I hate seeing job ads like this one. You want someone with 1-2 years’ experience to know all of that – and be confident enough to tell a recruiter that, and back it up in an interview? You’re not selecting for capability here. You’re selecting for over-confidence, and the coincidence of having a first job which involved just the right mix of technologies.

Technology Leadership Position!

Are you a dynamic leader with top-notch management skills and brilliant technical ability? Do you have world-class knowledge of big data platforms and machine learning? Are you just as comfortable writing a PhD dissertation as you are selling a group of executives on a new company strategy? Do you have a passion for creating a dynamic company culture and mentoring a team of brilliant engineers, all while maintaining an unwavering focus on creating an unmatched user experience? Do we have a job for you!

If you’re posting a job ad like this one, you’d better have a remuneration package to match; but you probably don’t. The technology industry is full of people with imposter syndrome – and if the perfect applicant (who would have been great for your team) didn’t have it before they read this job ad, they will afterward. If the candidate who does meet that brief exists, they’re definitely not reading job ads on Seek, anyway.

These are, of course, caricatures, but they’re not so different from real job ads I’ve seen. How about a real example from my own life?

Checkbox Syndrome

Many years ago, I landed a job in the United States (I’m based in Australia, so this would have been a big move for me). The recruiter explained that the job had been open for nearly two years, and they were thrilled to have found me! I was their first suitable candidate, and they were keen to rush me through the hiring process.

This puzzled me, because I’m not that special. How was I the first suitable candidate in two years?

Well, it turns out that they’d written a very specific candidate description, and someone in HR had been handed the job of finding someone that matched. They were after someone who listed optimising high-throughput transactional systems on their LinkedIn profile, and who had completed at least two years of tertiary study in Latin or Ancient Greek.

They were building some language-processing software, and someone had decided that an engineer with a background in linguistics would be good to have on the team. That was somehow translated to requiring some tertiary education in a classical language – and bam! Two years of turning down candidates who probably would have been highly successful in the role. All they actually wanted me to do was to come up with a way to load-test the system, and then find hot-spots in the code and optimise them.

I never did end up moving to Houston: my visa application fell through (thanks, Global Financial Crisis). It was probably for the best: I wouldn’t have been a person to this company, or even an engineer; just a series of checkboxes.

What is a job ad for, anyway?

When you’re writing a job ad, please don’t forget what the ad is for. Your goal is to attract suitable applicants to apply, and discourage unsuitable applicants. Anything which doesn’t accomplish one of those two things is wasteful. Anything which discourages suitable applicants is a net loss.

As a specific example of this, please leave “Good Communication Skills” out of your ad. You might think that poor communication skills will disqualify a candidate – but putting that in the ad isn’t going to stop unsuitable candidates from applying, and it’s not going to encourage suitable candidates to apply. It’s noise. Leave it out.

Stored data:
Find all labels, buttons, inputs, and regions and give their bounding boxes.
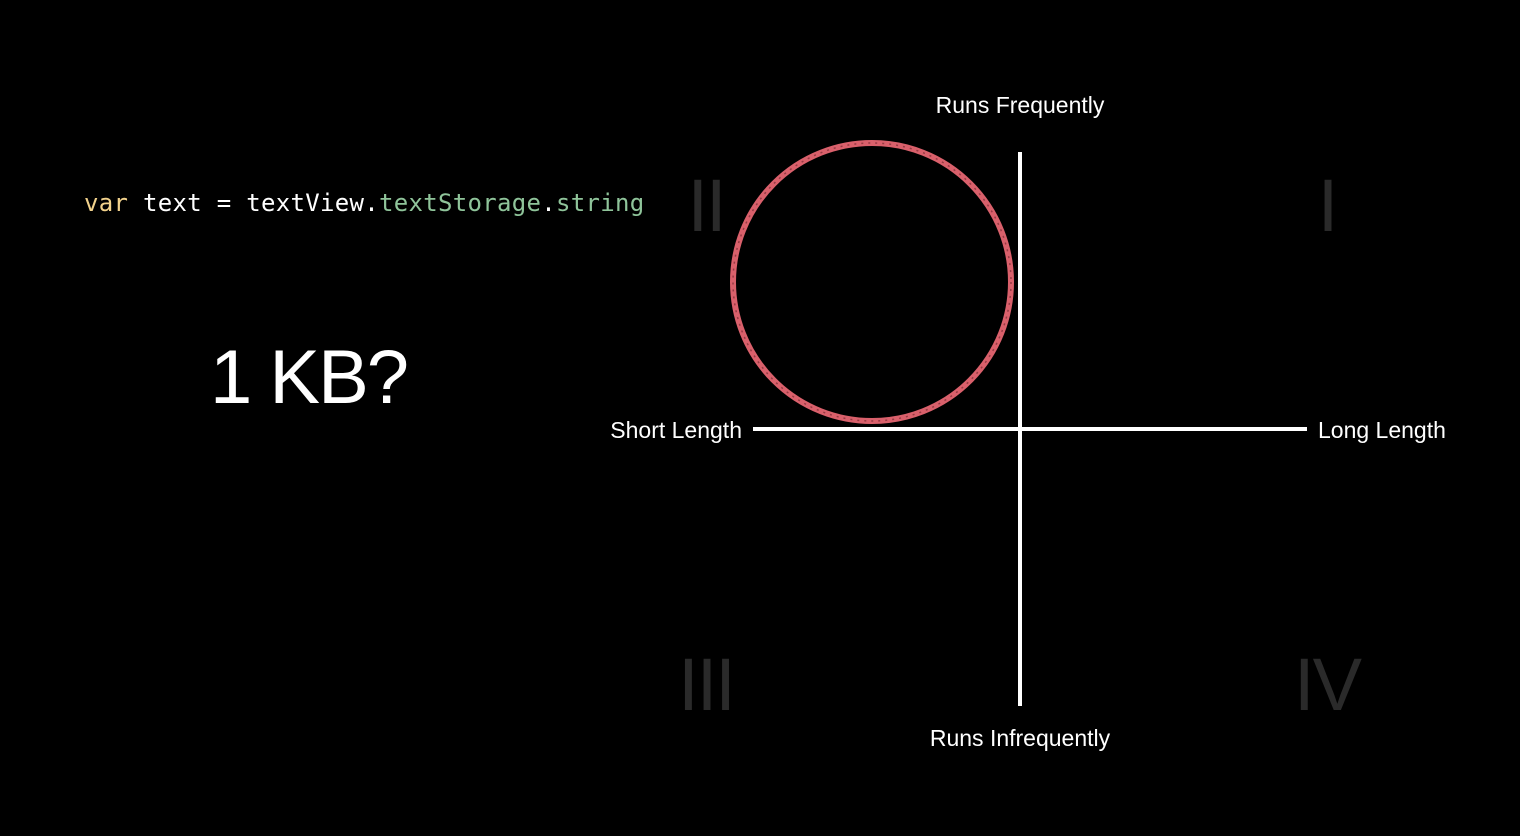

Your instructions:
In the essay on job ads, how long had the job in the United States been open when the recruiter found the writer? Please answer briefly. The material plays no part here.

Output for this task:
Nearly two years.